_WORK TO COMPLETE_. Select each line of the entries below that contains the string "ticks", matching case exactly.

— BEGIN SOURCE DATA —

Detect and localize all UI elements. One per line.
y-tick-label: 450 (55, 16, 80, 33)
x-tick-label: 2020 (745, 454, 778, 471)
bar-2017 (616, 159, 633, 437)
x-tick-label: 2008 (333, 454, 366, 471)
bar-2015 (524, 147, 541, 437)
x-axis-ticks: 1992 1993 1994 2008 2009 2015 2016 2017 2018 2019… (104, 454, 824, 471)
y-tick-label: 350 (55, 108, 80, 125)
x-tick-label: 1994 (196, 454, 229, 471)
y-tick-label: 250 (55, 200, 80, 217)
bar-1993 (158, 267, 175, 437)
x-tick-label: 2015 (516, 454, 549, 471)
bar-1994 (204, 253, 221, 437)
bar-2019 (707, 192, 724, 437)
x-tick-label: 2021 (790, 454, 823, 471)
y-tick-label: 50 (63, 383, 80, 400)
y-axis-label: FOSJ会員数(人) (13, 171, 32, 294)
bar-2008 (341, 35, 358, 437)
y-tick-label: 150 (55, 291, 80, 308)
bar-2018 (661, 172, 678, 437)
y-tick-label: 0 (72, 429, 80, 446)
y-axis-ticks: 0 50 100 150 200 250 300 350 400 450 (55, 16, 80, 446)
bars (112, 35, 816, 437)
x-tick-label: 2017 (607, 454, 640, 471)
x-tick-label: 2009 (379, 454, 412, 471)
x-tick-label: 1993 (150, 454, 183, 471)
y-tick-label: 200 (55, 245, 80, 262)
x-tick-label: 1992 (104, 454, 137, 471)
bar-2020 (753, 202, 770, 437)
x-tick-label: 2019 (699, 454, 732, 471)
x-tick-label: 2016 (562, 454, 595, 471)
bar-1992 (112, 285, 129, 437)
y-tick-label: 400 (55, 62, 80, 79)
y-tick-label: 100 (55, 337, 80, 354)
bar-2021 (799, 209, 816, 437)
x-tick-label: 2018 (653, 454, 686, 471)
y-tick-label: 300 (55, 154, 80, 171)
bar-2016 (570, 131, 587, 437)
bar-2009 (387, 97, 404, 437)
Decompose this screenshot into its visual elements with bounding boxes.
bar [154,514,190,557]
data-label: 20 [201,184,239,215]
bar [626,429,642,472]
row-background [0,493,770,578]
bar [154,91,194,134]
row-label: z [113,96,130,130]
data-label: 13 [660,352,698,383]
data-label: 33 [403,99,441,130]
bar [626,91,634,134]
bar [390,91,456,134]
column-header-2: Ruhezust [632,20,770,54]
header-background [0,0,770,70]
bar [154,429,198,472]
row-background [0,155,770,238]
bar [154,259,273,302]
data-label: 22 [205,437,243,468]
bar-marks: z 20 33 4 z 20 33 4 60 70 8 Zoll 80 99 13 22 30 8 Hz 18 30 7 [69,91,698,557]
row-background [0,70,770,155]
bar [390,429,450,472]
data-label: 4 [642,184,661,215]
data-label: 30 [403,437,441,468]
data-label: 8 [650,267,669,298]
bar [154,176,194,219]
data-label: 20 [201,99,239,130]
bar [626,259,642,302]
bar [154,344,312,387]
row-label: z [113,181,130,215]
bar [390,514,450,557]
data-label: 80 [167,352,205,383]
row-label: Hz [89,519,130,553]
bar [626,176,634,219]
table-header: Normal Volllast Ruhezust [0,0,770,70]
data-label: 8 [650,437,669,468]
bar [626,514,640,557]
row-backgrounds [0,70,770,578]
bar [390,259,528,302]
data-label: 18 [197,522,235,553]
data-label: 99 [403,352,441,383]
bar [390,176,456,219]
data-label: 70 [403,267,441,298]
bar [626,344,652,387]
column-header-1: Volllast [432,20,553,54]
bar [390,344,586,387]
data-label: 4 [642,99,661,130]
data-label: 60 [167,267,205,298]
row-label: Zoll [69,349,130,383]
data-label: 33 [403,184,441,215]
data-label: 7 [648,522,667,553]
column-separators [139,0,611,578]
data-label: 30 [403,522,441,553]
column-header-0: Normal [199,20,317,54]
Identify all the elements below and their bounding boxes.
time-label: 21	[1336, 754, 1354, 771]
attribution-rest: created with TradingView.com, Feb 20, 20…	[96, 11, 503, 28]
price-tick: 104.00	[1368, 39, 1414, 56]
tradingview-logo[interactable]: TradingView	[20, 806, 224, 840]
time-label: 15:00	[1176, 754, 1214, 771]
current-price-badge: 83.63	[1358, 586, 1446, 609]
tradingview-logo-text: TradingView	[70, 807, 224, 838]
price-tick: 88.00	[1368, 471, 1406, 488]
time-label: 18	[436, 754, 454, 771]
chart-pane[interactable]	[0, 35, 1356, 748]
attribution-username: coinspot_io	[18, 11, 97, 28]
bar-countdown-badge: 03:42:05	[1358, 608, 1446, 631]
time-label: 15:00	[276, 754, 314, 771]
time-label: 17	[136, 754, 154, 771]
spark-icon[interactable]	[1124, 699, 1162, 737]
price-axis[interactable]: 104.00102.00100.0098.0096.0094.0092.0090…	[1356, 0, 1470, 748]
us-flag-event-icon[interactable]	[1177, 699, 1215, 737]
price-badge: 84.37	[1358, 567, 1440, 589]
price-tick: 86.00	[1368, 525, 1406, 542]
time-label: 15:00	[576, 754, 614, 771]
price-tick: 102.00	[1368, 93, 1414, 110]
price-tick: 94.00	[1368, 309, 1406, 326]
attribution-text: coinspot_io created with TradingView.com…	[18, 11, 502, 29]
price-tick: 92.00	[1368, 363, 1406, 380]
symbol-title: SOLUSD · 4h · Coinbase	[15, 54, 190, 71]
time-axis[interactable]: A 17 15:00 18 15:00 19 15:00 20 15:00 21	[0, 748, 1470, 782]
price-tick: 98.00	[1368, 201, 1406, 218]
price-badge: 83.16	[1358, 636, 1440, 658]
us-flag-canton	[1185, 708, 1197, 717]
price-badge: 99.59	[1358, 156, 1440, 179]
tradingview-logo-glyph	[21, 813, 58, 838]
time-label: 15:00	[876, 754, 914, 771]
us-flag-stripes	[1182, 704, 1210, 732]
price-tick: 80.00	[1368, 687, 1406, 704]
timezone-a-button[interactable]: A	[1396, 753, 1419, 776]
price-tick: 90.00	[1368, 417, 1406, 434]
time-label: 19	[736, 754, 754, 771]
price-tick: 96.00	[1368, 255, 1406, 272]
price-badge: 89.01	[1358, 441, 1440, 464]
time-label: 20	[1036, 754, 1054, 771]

— END SOURCE DATA —

_OUTPUT OF THE EXERCISE_.
x-axis-ticks: 1992 1993 1994 2008 2009 2015 2016 2017 2018 2019… (104, 454, 824, 471)
y-axis-ticks: 0 50 100 150 200 250 300 350 400 450 (55, 16, 80, 446)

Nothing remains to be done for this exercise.